## WHAT IS NEEDED
Provide the count of lines that hold "name" and no other output.
- - - -
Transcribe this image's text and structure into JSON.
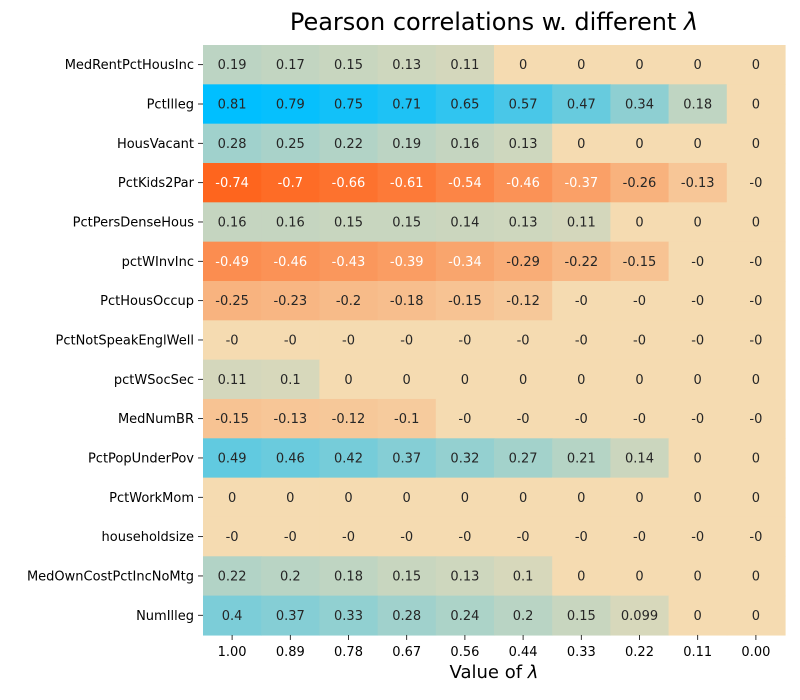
{
  "chart_data": {
    "type": "heatmap",
    "title_prefix": "Pearson correlations w. different ",
    "title_symbol": "λ",
    "xlabel_prefix": "Value of ",
    "xlabel_symbol": "λ",
    "ylabel": "",
    "x_categories": [
      "1.00",
      "0.89",
      "0.78",
      "0.67",
      "0.56",
      "0.44",
      "0.33",
      "0.22",
      "0.11",
      "0.00"
    ],
    "y_categories": [
      "MedRentPctHousInc",
      "PctIlleg",
      "HousVacant",
      "PctKids2Par",
      "PctPersDenseHous",
      "pctWInvInc",
      "PctHousOccup",
      "PctNotSpeakEnglWell",
      "pctWSocSec",
      "MedNumBR",
      "PctPopUnderPov",
      "PctWorkMom",
      "householdsize",
      "MedOwnCostPctIncNoMtg",
      "NumIlleg"
    ],
    "values": [
      [
        0.19,
        0.17,
        0.15,
        0.13,
        0.11,
        0,
        0,
        0,
        0,
        0
      ],
      [
        0.81,
        0.79,
        0.75,
        0.71,
        0.65,
        0.57,
        0.47,
        0.34,
        0.18,
        0
      ],
      [
        0.28,
        0.25,
        0.22,
        0.19,
        0.16,
        0.13,
        0,
        0,
        0,
        0
      ],
      [
        -0.74,
        -0.7,
        -0.66,
        -0.61,
        -0.54,
        -0.46,
        -0.37,
        -0.26,
        -0.13,
        0
      ],
      [
        0.16,
        0.16,
        0.15,
        0.15,
        0.14,
        0.13,
        0.11,
        0,
        0,
        0
      ],
      [
        -0.49,
        -0.46,
        -0.43,
        -0.39,
        -0.34,
        -0.29,
        -0.22,
        -0.15,
        0,
        0
      ],
      [
        -0.25,
        -0.23,
        -0.2,
        -0.18,
        -0.15,
        -0.12,
        0,
        0,
        0,
        0
      ],
      [
        0,
        0,
        0,
        0,
        0,
        0,
        0,
        0,
        0,
        0
      ],
      [
        0.11,
        0.1,
        0,
        0,
        0,
        0,
        0,
        0,
        0,
        0
      ],
      [
        -0.15,
        -0.13,
        -0.12,
        -0.1,
        0,
        0,
        0,
        0,
        0,
        0
      ],
      [
        0.49,
        0.46,
        0.42,
        0.37,
        0.32,
        0.27,
        0.21,
        0.14,
        0,
        0
      ],
      [
        0,
        0,
        0,
        0,
        0,
        0,
        0,
        0,
        0,
        0
      ],
      [
        0,
        0,
        0,
        0,
        0,
        0,
        0,
        0,
        0,
        0
      ],
      [
        0.22,
        0.2,
        0.18,
        0.15,
        0.13,
        0.1,
        0,
        0,
        0,
        0
      ],
      [
        0.4,
        0.37,
        0.33,
        0.28,
        0.24,
        0.2,
        0.15,
        0.099,
        0,
        0
      ]
    ],
    "color_scale": {
      "negative_extreme": "#ff5a10",
      "zero": "#f5dbb1",
      "positive_extreme": "#00bfff",
      "value_limit": 0.81
    },
    "legend": "none",
    "grid": false
  }
}
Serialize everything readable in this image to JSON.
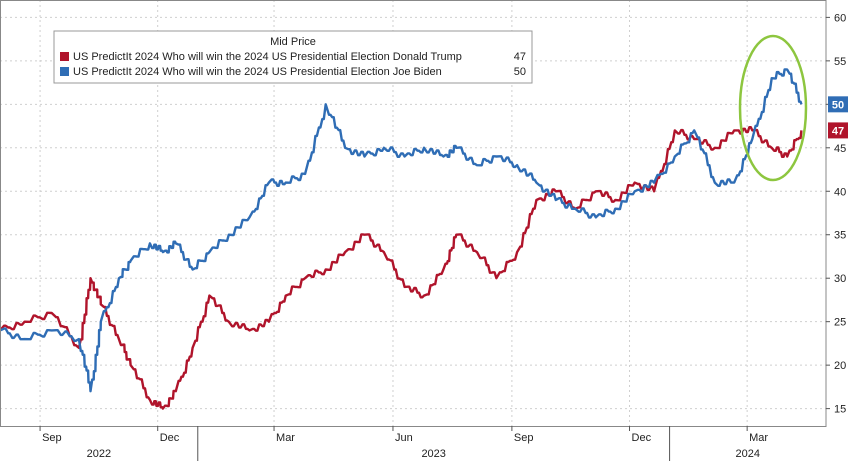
{
  "chart_data": {
    "type": "line",
    "title": "Mid Price",
    "xlabel": "",
    "ylabel": "",
    "ylim": [
      13,
      62
    ],
    "yticks": [
      15,
      20,
      25,
      30,
      35,
      40,
      45,
      50,
      55,
      60
    ],
    "grid": true,
    "legend_position": "top-left",
    "month_ticks": [
      "Sep",
      "Dec",
      "Mar",
      "Jun",
      "Sep",
      "Dec",
      "Mar"
    ],
    "year_labels": [
      "2022",
      "2023",
      "2024"
    ],
    "series": [
      {
        "name": "US PredictIt 2024 Who will win the 2024 US Presidential Election Donald Trump",
        "last_value": "47",
        "color": "#b0142b",
        "x": [
          "2022-08-01",
          "2022-08-20",
          "2022-09-10",
          "2022-10-01",
          "2022-10-10",
          "2022-10-18",
          "2022-11-01",
          "2022-11-10",
          "2022-11-25",
          "2022-12-05",
          "2022-12-15",
          "2022-12-28",
          "2023-01-10",
          "2023-01-25",
          "2023-02-10",
          "2023-02-25",
          "2023-03-10",
          "2023-03-25",
          "2023-04-10",
          "2023-04-25",
          "2023-05-10",
          "2023-05-25",
          "2023-06-10",
          "2023-06-25",
          "2023-07-10",
          "2023-07-20",
          "2023-08-05",
          "2023-08-20",
          "2023-09-05",
          "2023-09-20",
          "2023-10-05",
          "2023-10-20",
          "2023-11-05",
          "2023-11-20",
          "2023-12-05",
          "2023-12-20",
          "2024-01-05",
          "2024-01-20",
          "2024-02-05",
          "2024-02-20",
          "2024-03-05",
          "2024-03-20",
          "2024-04-01",
          "2024-04-12"
        ],
        "y": [
          24,
          25,
          26,
          22,
          30,
          27,
          23,
          20,
          16,
          15,
          17,
          22,
          28,
          25,
          24,
          25,
          28,
          30,
          31,
          33,
          35,
          33,
          29,
          28,
          31,
          35,
          33,
          30,
          33,
          39,
          40,
          38,
          40,
          39,
          41,
          40,
          47,
          46,
          45,
          47,
          47,
          45,
          44,
          47
        ]
      },
      {
        "name": "US PredictIt 2024 Who will win the 2024 US Presidential Election Joe Biden",
        "last_value": "50",
        "color": "#2f6db5",
        "x": [
          "2022-08-01",
          "2022-08-20",
          "2022-09-10",
          "2022-10-01",
          "2022-10-10",
          "2022-10-18",
          "2022-11-01",
          "2022-11-10",
          "2022-11-25",
          "2022-12-05",
          "2022-12-15",
          "2022-12-28",
          "2023-01-10",
          "2023-01-25",
          "2023-02-10",
          "2023-02-25",
          "2023-03-10",
          "2023-03-25",
          "2023-04-10",
          "2023-04-25",
          "2023-05-10",
          "2023-05-25",
          "2023-06-10",
          "2023-06-25",
          "2023-07-10",
          "2023-07-20",
          "2023-08-05",
          "2023-08-20",
          "2023-09-05",
          "2023-09-20",
          "2023-10-05",
          "2023-10-20",
          "2023-11-05",
          "2023-11-20",
          "2023-12-05",
          "2023-12-20",
          "2024-01-05",
          "2024-01-20",
          "2024-02-05",
          "2024-02-20",
          "2024-03-05",
          "2024-03-20",
          "2024-04-01",
          "2024-04-12"
        ],
        "y": [
          24,
          23,
          24,
          23,
          17,
          25,
          30,
          32,
          34,
          33,
          34,
          31,
          33,
          35,
          37,
          41,
          41,
          42,
          50,
          45,
          44,
          45,
          44,
          45,
          44,
          45,
          43,
          44,
          43,
          41,
          39,
          38,
          37,
          38,
          40,
          41,
          44,
          47,
          41,
          41,
          46,
          53,
          54,
          50
        ]
      }
    ]
  }
}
- - - -
## RESULT OF THIS EXERCISE
2